--- Start of Data for this exercise ---

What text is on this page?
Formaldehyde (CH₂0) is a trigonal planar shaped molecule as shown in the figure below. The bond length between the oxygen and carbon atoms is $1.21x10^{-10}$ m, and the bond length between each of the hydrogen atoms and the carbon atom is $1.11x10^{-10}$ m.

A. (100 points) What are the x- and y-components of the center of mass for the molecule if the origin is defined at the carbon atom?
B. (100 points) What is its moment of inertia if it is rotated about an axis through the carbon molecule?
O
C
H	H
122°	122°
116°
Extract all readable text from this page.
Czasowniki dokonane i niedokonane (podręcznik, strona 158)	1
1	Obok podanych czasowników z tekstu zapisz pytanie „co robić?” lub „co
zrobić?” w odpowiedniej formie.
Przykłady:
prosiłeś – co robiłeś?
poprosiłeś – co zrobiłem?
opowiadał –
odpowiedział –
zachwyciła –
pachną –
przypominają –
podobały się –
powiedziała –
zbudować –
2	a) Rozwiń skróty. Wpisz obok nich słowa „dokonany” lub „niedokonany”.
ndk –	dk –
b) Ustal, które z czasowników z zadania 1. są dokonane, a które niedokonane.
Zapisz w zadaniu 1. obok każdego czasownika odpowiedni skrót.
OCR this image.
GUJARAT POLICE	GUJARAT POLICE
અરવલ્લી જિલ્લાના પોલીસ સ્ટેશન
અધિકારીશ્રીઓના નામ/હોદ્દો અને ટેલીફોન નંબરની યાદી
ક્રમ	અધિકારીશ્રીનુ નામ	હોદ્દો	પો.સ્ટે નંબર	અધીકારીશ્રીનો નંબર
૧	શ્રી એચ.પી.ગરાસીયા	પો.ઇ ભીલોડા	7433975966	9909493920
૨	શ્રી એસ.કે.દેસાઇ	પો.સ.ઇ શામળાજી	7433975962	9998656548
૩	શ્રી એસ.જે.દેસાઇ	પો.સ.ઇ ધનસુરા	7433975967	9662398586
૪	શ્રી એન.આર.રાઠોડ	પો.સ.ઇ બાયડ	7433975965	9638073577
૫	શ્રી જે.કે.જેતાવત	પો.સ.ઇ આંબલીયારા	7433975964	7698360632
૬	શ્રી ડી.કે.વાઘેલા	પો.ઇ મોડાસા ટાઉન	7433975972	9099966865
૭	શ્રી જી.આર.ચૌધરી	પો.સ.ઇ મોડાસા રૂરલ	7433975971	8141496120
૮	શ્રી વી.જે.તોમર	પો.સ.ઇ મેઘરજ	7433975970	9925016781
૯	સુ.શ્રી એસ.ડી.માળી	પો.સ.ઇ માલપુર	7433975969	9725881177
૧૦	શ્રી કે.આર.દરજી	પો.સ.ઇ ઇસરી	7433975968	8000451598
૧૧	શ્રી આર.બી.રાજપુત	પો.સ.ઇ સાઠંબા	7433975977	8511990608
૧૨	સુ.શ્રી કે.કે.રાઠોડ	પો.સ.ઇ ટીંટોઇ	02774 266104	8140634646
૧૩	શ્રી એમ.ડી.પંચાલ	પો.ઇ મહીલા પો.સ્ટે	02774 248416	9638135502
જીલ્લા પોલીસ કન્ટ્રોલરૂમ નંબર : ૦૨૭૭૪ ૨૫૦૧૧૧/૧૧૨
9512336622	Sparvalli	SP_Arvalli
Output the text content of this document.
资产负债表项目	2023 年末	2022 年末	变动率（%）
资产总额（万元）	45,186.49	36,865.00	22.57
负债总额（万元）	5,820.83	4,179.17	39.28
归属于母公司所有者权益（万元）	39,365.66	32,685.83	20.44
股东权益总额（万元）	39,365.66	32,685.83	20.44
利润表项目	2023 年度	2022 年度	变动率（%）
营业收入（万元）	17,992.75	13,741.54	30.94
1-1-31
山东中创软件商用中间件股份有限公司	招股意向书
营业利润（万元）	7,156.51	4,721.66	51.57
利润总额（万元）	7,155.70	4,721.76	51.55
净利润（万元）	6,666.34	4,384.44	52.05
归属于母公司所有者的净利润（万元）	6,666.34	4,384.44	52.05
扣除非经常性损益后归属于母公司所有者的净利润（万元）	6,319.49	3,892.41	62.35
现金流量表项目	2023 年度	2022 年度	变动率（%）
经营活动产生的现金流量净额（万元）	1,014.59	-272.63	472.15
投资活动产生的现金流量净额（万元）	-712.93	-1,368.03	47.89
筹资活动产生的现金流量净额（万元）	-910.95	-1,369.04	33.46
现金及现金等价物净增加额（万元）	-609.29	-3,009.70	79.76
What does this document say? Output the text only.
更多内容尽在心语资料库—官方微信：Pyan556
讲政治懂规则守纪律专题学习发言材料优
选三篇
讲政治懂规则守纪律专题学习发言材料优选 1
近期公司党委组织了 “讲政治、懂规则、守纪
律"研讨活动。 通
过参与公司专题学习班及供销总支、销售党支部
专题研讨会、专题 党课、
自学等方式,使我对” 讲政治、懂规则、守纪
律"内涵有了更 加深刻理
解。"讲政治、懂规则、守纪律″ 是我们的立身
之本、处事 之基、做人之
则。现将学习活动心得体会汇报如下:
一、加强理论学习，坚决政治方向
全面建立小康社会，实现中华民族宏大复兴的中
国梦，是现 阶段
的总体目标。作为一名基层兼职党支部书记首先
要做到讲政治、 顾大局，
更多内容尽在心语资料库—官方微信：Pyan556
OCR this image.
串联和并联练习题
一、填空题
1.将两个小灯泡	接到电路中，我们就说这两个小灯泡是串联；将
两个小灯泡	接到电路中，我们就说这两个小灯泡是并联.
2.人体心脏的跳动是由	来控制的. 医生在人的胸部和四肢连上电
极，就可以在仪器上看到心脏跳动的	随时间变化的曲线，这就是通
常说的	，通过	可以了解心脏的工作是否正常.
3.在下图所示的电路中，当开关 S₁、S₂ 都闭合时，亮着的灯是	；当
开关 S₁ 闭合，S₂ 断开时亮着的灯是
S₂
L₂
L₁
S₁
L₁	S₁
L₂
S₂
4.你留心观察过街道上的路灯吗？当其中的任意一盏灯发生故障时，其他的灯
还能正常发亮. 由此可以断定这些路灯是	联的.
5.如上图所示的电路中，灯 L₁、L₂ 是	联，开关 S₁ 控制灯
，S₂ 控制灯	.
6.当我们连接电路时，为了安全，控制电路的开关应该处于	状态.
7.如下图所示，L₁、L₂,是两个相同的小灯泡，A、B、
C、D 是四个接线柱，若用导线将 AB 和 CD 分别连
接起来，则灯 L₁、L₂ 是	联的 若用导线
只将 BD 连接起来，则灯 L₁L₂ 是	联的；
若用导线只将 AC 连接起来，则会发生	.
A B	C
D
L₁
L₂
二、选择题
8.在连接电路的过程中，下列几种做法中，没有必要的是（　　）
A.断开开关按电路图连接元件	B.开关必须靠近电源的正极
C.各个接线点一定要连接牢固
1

--- End of Data for this exercise ---

> Directions for this task
Write the entire listing out again, word for word.

> Output for this task
What text is on this page?
Formaldehyde (CH₂0) is a trigonal planar shaped molecule as shown in the figure below. The bond length between the oxygen and carbon atoms is $1.21x10^{-10}$ m, and the bond length between each of the hydrogen atoms and the carbon atom is $1.11x10^{-10}$ m.

A. (100 points) What are the x- and y-components of the center of mass for the molecule if the origin is defined at the carbon atom?
B. (100 points) What is its moment of inertia if it is rotated about an axis through the carbon molecule?
O
C
H	H
122°	122°
116°
Extract all readable text from this page.
Czasowniki dokonane i niedokonane (podręcznik, strona 158)	1
1	Obok podanych czasowników z tekstu zapisz pytanie „co robić?” lub „co
zrobić?” w odpowiedniej formie.
Przykłady:
prosiłeś – co robiłeś?
poprosiłeś – co zrobiłem?
opowiadał –
odpowiedział –
zachwyciła –
pachną –
przypominają –
podobały się –
powiedziała –
zbudować –
2	a) Rozwiń skróty. Wpisz obok nich słowa „dokonany” lub „niedokonany”.
ndk –	dk –
b) Ustal, które z czasowników z zadania 1. są dokonane, a które niedokonane.
Zapisz w zadaniu 1. obok każdego czasownika odpowiedni skrót.
OCR this image.
GUJARAT POLICE	GUJARAT POLICE
અરવલ્લી જિલ્લાના પોલીસ સ્ટેશન
અધિકારીશ્રીઓના નામ/હોદ્દો અને ટેલીફોન નંબરની યાદી
ક્રમ	અધિકારીશ્રીનુ નામ	હોદ્દો	પો.સ્ટે નંબર	અધીકારીશ્રીનો નંબર
૧	શ્રી એચ.પી.ગરાસીયા	પો.ઇ ભીલોડા	7433975966	9909493920
૨	શ્રી એસ.કે.દેસાઇ	પો.સ.ઇ શામળાજી	7433975962	9998656548
૩	શ્રી એસ.જે.દેસાઇ	પો.સ.ઇ ધનસુરા	7433975967	9662398586
૪	શ્રી એન.આર.રાઠોડ	પો.સ.ઇ બાયડ	7433975965	9638073577
૫	શ્રી જે.કે.જેતાવત	પો.સ.ઇ આંબલીયારા	7433975964	7698360632
૬	શ્રી ડી.કે.વાઘેલા	પો.ઇ મોડાસા ટાઉન	7433975972	9099966865
૭	શ્રી જી.આર.ચૌધરી	પો.સ.ઇ મોડાસા રૂરલ	7433975971	8141496120
૮	શ્રી વી.જે.તોમર	પો.સ.ઇ મેઘરજ	7433975970	9925016781
૯	સુ.શ્રી એસ.ડી.માળી	પો.સ.ઇ માલપુર	7433975969	9725881177
૧૦	શ્રી કે.આર.દરજી	પો.સ.ઇ ઇસરી	7433975968	8000451598
૧૧	શ્રી આર.બી.રાજપુત	પો.સ.ઇ સાઠંબા	7433975977	8511990608
૧૨	સુ.શ્રી કે.કે.રાઠોડ	પો.સ.ઇ ટીંટોઇ	02774 266104	8140634646
૧૩	શ્રી એમ.ડી.પંચાલ	પો.ઇ મહીલા પો.સ્ટે	02774 248416	9638135502
જીલ્લા પોલીસ કન્ટ્રોલરૂમ નંબર : ૦૨૭૭૪ ૨૫૦૧૧૧/૧૧૨
9512336622	Sparvalli	SP_Arvalli
Output the text content of this document.
资产负债表项目	2023 年末	2022 年末	变动率（%）
资产总额（万元）	45,186.49	36,865.00	22.57
负债总额（万元）	5,820.83	4,179.17	39.28
归属于母公司所有者权益（万元）	39,365.66	32,685.83	20.44
股东权益总额（万元）	39,365.66	32,685.83	20.44
利润表项目	2023 年度	2022 年度	变动率（%）
营业收入（万元）	17,992.75	13,741.54	30.94
1-1-31
山东中创软件商用中间件股份有限公司	招股意向书
营业利润（万元）	7,156.51	4,721.66	51.57
利润总额（万元）	7,155.70	4,721.76	51.55
净利润（万元）	6,666.34	4,384.44	52.05
归属于母公司所有者的净利润（万元）	6,666.34	4,384.44	52.05
扣除非经常性损益后归属于母公司所有者的净利润（万元）	6,319.49	3,892.41	62.35
现金流量表项目	2023 年度	2022 年度	变动率（%）
经营活动产生的现金流量净额（万元）	1,014.59	-272.63	472.15
投资活动产生的现金流量净额（万元）	-712.93	-1,368.03	47.89
筹资活动产生的现金流量净额（万元）	-910.95	-1,369.04	33.46
现金及现金等价物净增加额（万元）	-609.29	-3,009.70	79.76
What does this document say? Output the text only.
更多内容尽在心语资料库—官方微信：Pyan556
讲政治懂规则守纪律专题学习发言材料优
选三篇
讲政治懂规则守纪律专题学习发言材料优选 1
近期公司党委组织了 “讲政治、懂规则、守纪
律"研讨活动。 通
过参与公司专题学习班及供销总支、销售党支部
专题研讨会、专题 党课、
自学等方式,使我对” 讲政治、懂规则、守纪
律"内涵有了更 加深刻理
解。"讲政治、懂规则、守纪律″ 是我们的立身
之本、处事 之基、做人之
则。现将学习活动心得体会汇报如下:
一、加强理论学习，坚决政治方向
全面建立小康社会，实现中华民族宏大复兴的中
国梦，是现 阶段
的总体目标。作为一名基层兼职党支部书记首先
要做到讲政治、 顾大局，
更多内容尽在心语资料库—官方微信：Pyan556
OCR this image.
串联和并联练习题
一、填空题
1.将两个小灯泡	接到电路中，我们就说这两个小灯泡是串联；将
两个小灯泡	接到电路中，我们就说这两个小灯泡是并联.
2.人体心脏的跳动是由	来控制的. 医生在人的胸部和四肢连上电
极，就可以在仪器上看到心脏跳动的	随时间变化的曲线，这就是通
常说的	，通过	可以了解心脏的工作是否正常.
3.在下图所示的电路中，当开关 S₁、S₂ 都闭合时，亮着的灯是	；当
开关 S₁ 闭合，S₂ 断开时亮着的灯是
S₂
L₂
L₁
S₁
L₁	S₁
L₂
S₂
4.你留心观察过街道上的路灯吗？当其中的任意一盏灯发生故障时，其他的灯
还能正常发亮. 由此可以断定这些路灯是	联的.
5.如上图所示的电路中，灯 L₁、L₂ 是	联，开关 S₁ 控制灯
，S₂ 控制灯	.
6.当我们连接电路时，为了安全，控制电路的开关应该处于	状态.
7.如下图所示，L₁、L₂,是两个相同的小灯泡，A、B、
C、D 是四个接线柱，若用导线将 AB 和 CD 分别连
接起来，则灯 L₁、L₂ 是	联的 若用导线
只将 BD 连接起来，则灯 L₁L₂ 是	联的；
若用导线只将 AC 连接起来，则会发生	.
A B	C
D
L₁
L₂
二、选择题
8.在连接电路的过程中，下列几种做法中，没有必要的是（　　）
A.断开开关按电路图连接元件	B.开关必须靠近电源的正极
C.各个接线点一定要连接牢固
1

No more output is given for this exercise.